═════ Data supplied ═════
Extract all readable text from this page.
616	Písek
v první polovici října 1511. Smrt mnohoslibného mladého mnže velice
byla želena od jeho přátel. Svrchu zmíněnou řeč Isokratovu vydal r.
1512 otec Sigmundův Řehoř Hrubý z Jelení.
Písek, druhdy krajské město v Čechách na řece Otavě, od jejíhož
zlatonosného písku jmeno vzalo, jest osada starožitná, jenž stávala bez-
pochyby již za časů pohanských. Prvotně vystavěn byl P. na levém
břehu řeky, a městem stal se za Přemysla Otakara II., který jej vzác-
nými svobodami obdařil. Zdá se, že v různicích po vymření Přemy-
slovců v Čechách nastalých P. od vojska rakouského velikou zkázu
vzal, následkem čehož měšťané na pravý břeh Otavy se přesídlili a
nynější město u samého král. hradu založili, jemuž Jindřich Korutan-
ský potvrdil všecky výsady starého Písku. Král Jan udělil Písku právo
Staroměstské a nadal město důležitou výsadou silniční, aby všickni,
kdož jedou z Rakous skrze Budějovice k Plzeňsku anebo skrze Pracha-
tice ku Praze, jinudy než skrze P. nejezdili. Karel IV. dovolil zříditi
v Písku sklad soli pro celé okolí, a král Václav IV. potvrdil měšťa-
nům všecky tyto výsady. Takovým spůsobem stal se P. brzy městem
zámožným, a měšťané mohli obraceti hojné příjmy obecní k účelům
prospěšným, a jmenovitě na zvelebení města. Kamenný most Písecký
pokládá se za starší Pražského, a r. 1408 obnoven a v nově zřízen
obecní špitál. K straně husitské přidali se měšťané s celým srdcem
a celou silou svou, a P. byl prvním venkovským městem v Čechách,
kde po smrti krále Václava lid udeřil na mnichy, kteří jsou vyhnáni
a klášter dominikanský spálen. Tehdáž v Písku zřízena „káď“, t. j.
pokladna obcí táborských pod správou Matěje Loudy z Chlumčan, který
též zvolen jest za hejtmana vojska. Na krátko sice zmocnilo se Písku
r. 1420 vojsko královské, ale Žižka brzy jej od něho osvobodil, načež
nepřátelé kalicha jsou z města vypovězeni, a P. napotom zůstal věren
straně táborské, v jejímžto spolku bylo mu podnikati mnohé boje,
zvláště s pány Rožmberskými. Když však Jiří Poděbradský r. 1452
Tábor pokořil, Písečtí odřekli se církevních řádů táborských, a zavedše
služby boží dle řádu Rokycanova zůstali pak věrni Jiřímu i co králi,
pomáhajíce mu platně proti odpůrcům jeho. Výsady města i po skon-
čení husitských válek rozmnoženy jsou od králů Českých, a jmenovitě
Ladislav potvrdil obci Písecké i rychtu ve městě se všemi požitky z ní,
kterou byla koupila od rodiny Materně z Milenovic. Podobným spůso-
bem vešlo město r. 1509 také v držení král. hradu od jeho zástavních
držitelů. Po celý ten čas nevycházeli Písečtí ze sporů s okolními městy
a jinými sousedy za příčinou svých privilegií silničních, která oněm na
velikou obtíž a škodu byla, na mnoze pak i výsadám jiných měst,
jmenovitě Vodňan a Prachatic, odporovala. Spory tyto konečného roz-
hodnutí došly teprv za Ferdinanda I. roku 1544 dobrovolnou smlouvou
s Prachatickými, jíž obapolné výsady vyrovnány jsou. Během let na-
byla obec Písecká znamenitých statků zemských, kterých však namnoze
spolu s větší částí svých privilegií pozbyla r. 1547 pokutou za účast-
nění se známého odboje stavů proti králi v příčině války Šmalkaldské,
═════
**The request:** Reproduce every entry shown above, precisely as it stands.

**Solution to this problem:**
Extract all readable text from this page.
616	Písek
v první polovici října 1511. Smrt mnohoslibného mladého mnže velice
byla želena od jeho přátel. Svrchu zmíněnou řeč Isokratovu vydal r.
1512 otec Sigmundův Řehoř Hrubý z Jelení.
Písek, druhdy krajské město v Čechách na řece Otavě, od jejíhož
zlatonosného písku jmeno vzalo, jest osada starožitná, jenž stávala bez-
pochyby již za časů pohanských. Prvotně vystavěn byl P. na levém
břehu řeky, a městem stal se za Přemysla Otakara II., který jej vzác-
nými svobodami obdařil. Zdá se, že v různicích po vymření Přemy-
slovců v Čechách nastalých P. od vojska rakouského velikou zkázu
vzal, následkem čehož měšťané na pravý břeh Otavy se přesídlili a
nynější město u samého král. hradu založili, jemuž Jindřich Korutan-
ský potvrdil všecky výsady starého Písku. Král Jan udělil Písku právo
Staroměstské a nadal město důležitou výsadou silniční, aby všickni,
kdož jedou z Rakous skrze Budějovice k Plzeňsku anebo skrze Pracha-
tice ku Praze, jinudy než skrze P. nejezdili. Karel IV. dovolil zříditi
v Písku sklad soli pro celé okolí, a král Václav IV. potvrdil měšťa-
nům všecky tyto výsady. Takovým spůsobem stal se P. brzy městem
zámožným, a měšťané mohli obraceti hojné příjmy obecní k účelům
prospěšným, a jmenovitě na zvelebení města. Kamenný most Písecký
pokládá se za starší Pražského, a r. 1408 obnoven a v nově zřízen
obecní špitál. K straně husitské přidali se měšťané s celým srdcem
a celou silou svou, a P. byl prvním venkovským městem v Čechách,
kde po smrti krále Václava lid udeřil na mnichy, kteří jsou vyhnáni
a klášter dominikanský spálen. Tehdáž v Písku zřízena „káď“, t. j.
pokladna obcí táborských pod správou Matěje Loudy z Chlumčan, který
též zvolen jest za hejtmana vojska. Na krátko sice zmocnilo se Písku
r. 1420 vojsko královské, ale Žižka brzy jej od něho osvobodil, načež
nepřátelé kalicha jsou z města vypovězeni, a P. napotom zůstal věren
straně táborské, v jejímžto spolku bylo mu podnikati mnohé boje,
zvláště s pány Rožmberskými. Když však Jiří Poděbradský r. 1452
Tábor pokořil, Písečtí odřekli se církevních řádů táborských, a zavedše
služby boží dle řádu Rokycanova zůstali pak věrni Jiřímu i co králi,
pomáhajíce mu platně proti odpůrcům jeho. Výsady města i po skon-
čení husitských válek rozmnoženy jsou od králů Českých, a jmenovitě
Ladislav potvrdil obci Písecké i rychtu ve městě se všemi požitky z ní,
kterou byla koupila od rodiny Materně z Milenovic. Podobným spůso-
bem vešlo město r. 1509 také v držení král. hradu od jeho zástavních
držitelů. Po celý ten čas nevycházeli Písečtí ze sporů s okolními městy
a jinými sousedy za příčinou svých privilegií silničních, která oněm na
velikou obtíž a škodu byla, na mnoze pak i výsadám jiných měst,
jmenovitě Vodňan a Prachatic, odporovala. Spory tyto konečného roz-
hodnutí došly teprv za Ferdinanda I. roku 1544 dobrovolnou smlouvou
s Prachatickými, jíž obapolné výsady vyrovnány jsou. Během let na-
byla obec Písecká znamenitých statků zemských, kterých však namnoze
spolu s větší částí svých privilegií pozbyla r. 1547 pokutou za účast-
nění se známého odboje stavů proti králi v příčině války Šmalkaldské,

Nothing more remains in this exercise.